→ **SET EXERCISE**
Find every line below that contains the word "Wind" and copy it out.

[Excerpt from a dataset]
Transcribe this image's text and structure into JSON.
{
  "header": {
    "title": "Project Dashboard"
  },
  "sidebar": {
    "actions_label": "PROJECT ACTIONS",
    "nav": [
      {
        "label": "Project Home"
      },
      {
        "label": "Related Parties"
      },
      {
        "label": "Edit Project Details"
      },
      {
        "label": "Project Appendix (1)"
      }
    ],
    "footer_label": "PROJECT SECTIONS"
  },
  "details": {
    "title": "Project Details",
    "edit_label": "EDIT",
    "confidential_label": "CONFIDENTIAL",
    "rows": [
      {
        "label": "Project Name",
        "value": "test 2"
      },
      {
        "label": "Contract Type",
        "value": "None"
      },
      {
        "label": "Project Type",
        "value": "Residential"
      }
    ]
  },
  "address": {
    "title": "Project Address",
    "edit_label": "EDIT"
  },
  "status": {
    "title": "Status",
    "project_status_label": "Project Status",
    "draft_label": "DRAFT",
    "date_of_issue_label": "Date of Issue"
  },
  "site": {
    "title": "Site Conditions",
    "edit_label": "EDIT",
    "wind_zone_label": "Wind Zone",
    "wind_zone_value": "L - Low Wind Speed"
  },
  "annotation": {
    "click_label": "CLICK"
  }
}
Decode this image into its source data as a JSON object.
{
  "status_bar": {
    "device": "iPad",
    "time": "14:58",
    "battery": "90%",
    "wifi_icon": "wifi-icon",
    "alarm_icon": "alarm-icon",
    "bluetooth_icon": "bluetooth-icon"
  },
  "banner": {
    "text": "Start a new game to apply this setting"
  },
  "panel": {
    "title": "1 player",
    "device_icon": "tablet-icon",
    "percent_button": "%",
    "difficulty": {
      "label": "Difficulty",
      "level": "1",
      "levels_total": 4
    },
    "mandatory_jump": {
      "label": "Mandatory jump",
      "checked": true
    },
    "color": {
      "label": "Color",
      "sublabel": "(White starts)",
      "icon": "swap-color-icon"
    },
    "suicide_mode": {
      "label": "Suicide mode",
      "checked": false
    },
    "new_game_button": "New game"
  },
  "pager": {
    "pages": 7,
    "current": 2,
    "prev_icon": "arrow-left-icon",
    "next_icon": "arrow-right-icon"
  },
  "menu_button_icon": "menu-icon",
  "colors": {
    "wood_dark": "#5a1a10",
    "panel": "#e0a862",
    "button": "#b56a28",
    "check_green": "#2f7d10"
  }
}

→ **IN RESPONSE**
    "wind_zone_label": "Wind Zone",
    "wind_zone_value": "L - Low Wind Speed"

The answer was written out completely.